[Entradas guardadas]
══════════

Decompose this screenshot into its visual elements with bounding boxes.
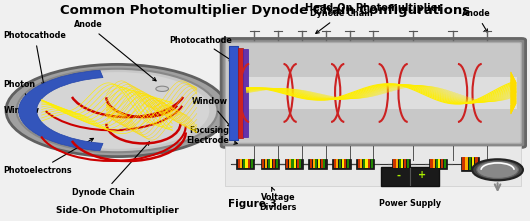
Circle shape [472,159,523,180]
Circle shape [156,86,169,91]
Text: Window: Window [192,97,231,127]
Bar [321,160,323,168]
Bar [368,160,370,168]
Bar [243,160,245,168]
Bar [238,48,243,138]
Bar [229,77,517,109]
Text: Figure 3: Figure 3 [228,199,277,209]
Bar [228,46,238,140]
Text: Side-On Photomultiplier: Side-On Photomultiplier [56,206,179,215]
Bar [404,160,406,168]
Bar [315,160,317,168]
Bar [236,159,254,169]
Text: Power Supply: Power Supply [379,199,441,208]
Bar [429,159,447,169]
Bar [310,160,312,168]
Bar [262,160,264,168]
Bar [358,160,360,168]
Bar [225,146,522,186]
Circle shape [16,69,217,152]
Bar [399,160,401,168]
Bar [339,160,341,168]
Bar [347,160,349,168]
Bar [268,160,270,168]
Bar [392,159,410,169]
Bar [475,157,478,170]
Bar [313,160,315,168]
Bar [401,160,403,168]
Bar [441,160,443,168]
Text: Anode: Anode [462,9,491,32]
Bar [297,160,299,168]
Bar [261,159,279,169]
Bar [444,160,446,168]
Bar [299,160,302,168]
Bar [332,159,351,169]
Wedge shape [19,70,103,151]
Bar [240,160,242,168]
Bar [396,160,398,168]
Text: -: - [397,170,401,180]
Bar [462,157,465,170]
Bar [294,160,296,168]
Bar [370,160,373,168]
Bar [251,160,253,168]
Bar [265,160,267,168]
Circle shape [24,72,209,149]
Bar [430,160,432,168]
Circle shape [6,64,228,157]
Bar [248,160,250,168]
Text: Anode: Anode [74,20,156,81]
Text: Focusing
Electrode: Focusing Electrode [186,126,237,145]
Text: Dynode Chain: Dynode Chain [72,142,149,197]
Text: Dynode Chain: Dynode Chain [310,9,373,33]
Text: Head-On Photomultiplier: Head-On Photomultiplier [305,3,442,13]
Bar [292,160,294,168]
Text: +: + [418,170,426,180]
Bar [342,160,344,168]
Bar [461,157,479,171]
Bar [363,160,365,168]
Bar [273,160,275,168]
Bar [472,157,474,170]
Bar [469,157,471,170]
Bar [243,49,248,137]
Bar [237,160,240,168]
Bar [245,160,248,168]
Text: Window: Window [3,106,39,115]
Bar [318,160,320,168]
Text: Photon: Photon [3,80,36,101]
FancyBboxPatch shape [225,42,522,143]
Bar [270,160,272,168]
Text: Common Photomultiplier Dynode Chain Configurations: Common Photomultiplier Dynode Chain Conf… [60,4,470,17]
FancyBboxPatch shape [221,38,526,147]
Bar [308,159,327,169]
Bar [381,166,439,186]
Text: Photocathode: Photocathode [3,31,66,86]
Bar [433,160,435,168]
Bar [407,160,409,168]
Bar [334,160,336,168]
Text: Voltage
Dividers: Voltage Dividers [260,187,297,212]
Bar [337,160,339,168]
Bar [276,160,278,168]
Bar [465,157,468,170]
Bar [366,160,367,168]
Bar [360,160,363,168]
Text: Photoelectrons: Photoelectrons [3,138,93,175]
Bar [289,160,291,168]
Bar [438,160,440,168]
Bar [286,160,288,168]
Bar [344,160,347,168]
Circle shape [477,161,518,178]
Bar [285,159,303,169]
Bar [356,159,374,169]
Bar [393,160,395,168]
Bar [436,160,438,168]
Bar [323,160,325,168]
Text: Photocathode: Photocathode [170,36,233,61]
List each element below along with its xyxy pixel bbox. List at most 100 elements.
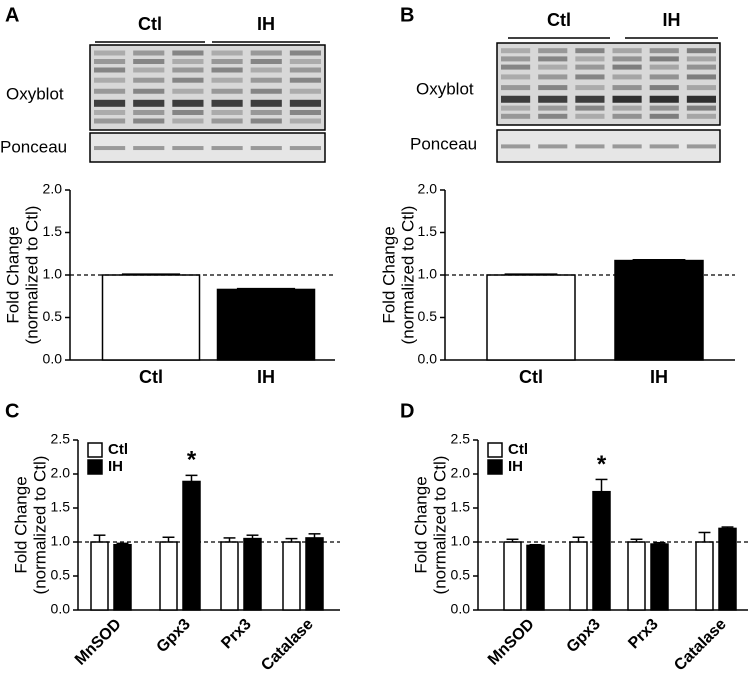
blot-band (501, 74, 531, 80)
bar (90, 541, 109, 611)
error-bar (223, 537, 236, 542)
legend-swatch (87, 459, 103, 475)
y-tick-label: 0.0 (51, 601, 71, 617)
panel-letter: B (400, 4, 414, 26)
blot-band (289, 99, 321, 107)
blot-band (686, 56, 716, 62)
blot-band (94, 99, 126, 107)
y-axis-label: (normalized to Ctl) (430, 456, 449, 595)
blot-band (133, 110, 165, 115)
blot-band (289, 88, 321, 94)
blot-band (686, 95, 716, 103)
blot-band (649, 144, 679, 149)
y-axis-label: (normalized to Ctl) (30, 456, 49, 595)
blot-band (575, 56, 605, 62)
blot-band (289, 110, 321, 115)
blot-band (501, 95, 531, 103)
y-tick-label: 2.5 (451, 431, 471, 447)
blot-band (612, 85, 642, 91)
blot-band (686, 48, 716, 54)
blot-band (211, 88, 243, 94)
blot-band (649, 105, 679, 111)
blot-band (133, 146, 165, 151)
significance-marker: * (597, 451, 607, 478)
blot-group-label: IH (663, 10, 681, 30)
blot-band (133, 59, 165, 64)
blot-band (250, 99, 282, 107)
y-axis-label: Fold Change (379, 226, 398, 323)
blot-band (250, 77, 282, 83)
blot-band (538, 48, 568, 54)
y-tick-label: 0.0 (418, 351, 438, 367)
blot-band (501, 48, 531, 54)
y-tick-label: 0.0 (43, 351, 63, 367)
bar (526, 544, 545, 611)
y-tick-label: 0.0 (451, 601, 471, 617)
blot-band (172, 118, 204, 124)
bar (159, 541, 178, 611)
blot-band (211, 50, 243, 56)
blot-band (133, 88, 165, 94)
x-tick-label: MnSOD (72, 616, 125, 669)
blot-band (649, 64, 679, 70)
blot-band (172, 67, 204, 73)
blot-band (172, 77, 204, 83)
y-tick-label: 2.0 (51, 465, 71, 481)
blot-band (649, 85, 679, 91)
blot-band (575, 85, 605, 91)
y-tick-label: 1.0 (43, 266, 63, 282)
blot-band (172, 146, 204, 151)
blot-band (133, 50, 165, 56)
y-tick-label: 1.0 (451, 533, 471, 549)
blot-band (575, 74, 605, 80)
blot-band (501, 85, 531, 91)
blot-band (612, 48, 642, 54)
blot-band (649, 48, 679, 54)
error-bar (162, 536, 175, 542)
blot-band (686, 85, 716, 91)
blot-band (686, 64, 716, 70)
oxyblot-image (89, 44, 326, 131)
bar (627, 541, 646, 611)
blot-band (172, 50, 204, 56)
blot-band (612, 64, 642, 70)
x-tick-label: Gpx3 (153, 616, 193, 656)
y-tick-label: 0.5 (451, 567, 471, 583)
panel-letter: A (5, 4, 19, 26)
y-tick-label: 1.5 (451, 499, 471, 515)
blot-band (575, 144, 605, 149)
blot-band (538, 64, 568, 70)
error-bar (93, 534, 106, 542)
blot-band (94, 77, 126, 83)
blot-band (538, 85, 568, 91)
blot-band (250, 67, 282, 73)
bar (569, 541, 588, 611)
bar (695, 541, 714, 611)
error-bar (529, 543, 542, 546)
y-tick-label: 0.5 (51, 567, 71, 583)
error-bar (236, 287, 296, 290)
error-bar (632, 258, 686, 261)
blot-band (250, 110, 282, 115)
x-tick-label: IH (257, 367, 275, 387)
blot-band (289, 146, 321, 151)
bar (282, 541, 301, 611)
legend-label: Ctl (108, 441, 128, 458)
oxyblot-image (496, 42, 721, 126)
y-axis-label: (normalized to Ctl) (22, 206, 41, 345)
blot-label: Oxyblot (416, 79, 474, 98)
error-bar (721, 526, 734, 529)
blot-band (649, 56, 679, 62)
blot-band (538, 56, 568, 62)
bar (718, 527, 737, 611)
x-tick-label: MnSOD (485, 616, 538, 669)
blot-band (211, 67, 243, 73)
legend-label: IH (508, 458, 523, 475)
blot-band (289, 77, 321, 83)
blot-band (538, 113, 568, 119)
y-axis-label: Fold Change (11, 476, 30, 573)
legend-label: IH (108, 458, 123, 475)
bar (650, 543, 669, 611)
error-bar (246, 534, 259, 539)
blot-band (538, 105, 568, 111)
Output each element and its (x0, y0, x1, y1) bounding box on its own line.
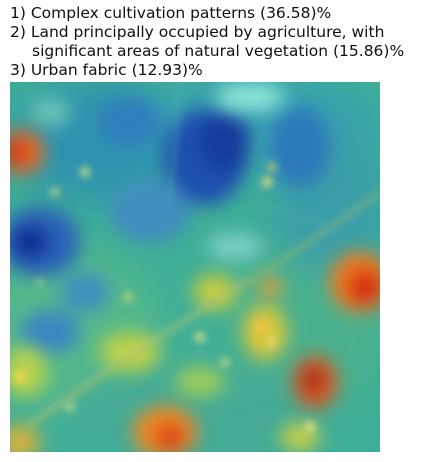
aerial-heatmap-image (10, 82, 380, 452)
caption-line-4: 3) Urban fabric (12.93)% (10, 61, 203, 79)
prediction-caption: 1) Complex cultivation patterns (36.58)%… (10, 4, 440, 80)
caption-line-2: 2) Land principally occupied by agricult… (10, 23, 385, 41)
caption-line-1: 1) Complex cultivation patterns (36.58)% (10, 4, 332, 22)
caption-line-3: significant areas of natural vegetation … (32, 42, 405, 60)
heatmap-overlay (10, 82, 380, 452)
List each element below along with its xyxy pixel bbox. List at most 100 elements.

══════════

**EN QUÉ CONSISTE:** Vuelve a escribir todo lo que va desde la fila con "Circle shape [472,159,523,180]" hasta la fila con "Bar [228,46,238,140]", ambas incluidas. Cambia "Circle shape" por "Ellipse shape" y deja todo lo demás igual.

**RESPUESTA AL EJERCICIO:**
Ellipse shape [472,159,523,180]
Ellipse shape [156,86,169,91]
Text: Window: Window [192,97,231,127]
Bar [321,160,323,168]
Bar [368,160,370,168]
Bar [243,160,245,168]
Bar [238,48,243,138]
Bar [229,77,517,109]
Text: Figure 3: Figure 3 [228,199,277,209]
Bar [228,46,238,140]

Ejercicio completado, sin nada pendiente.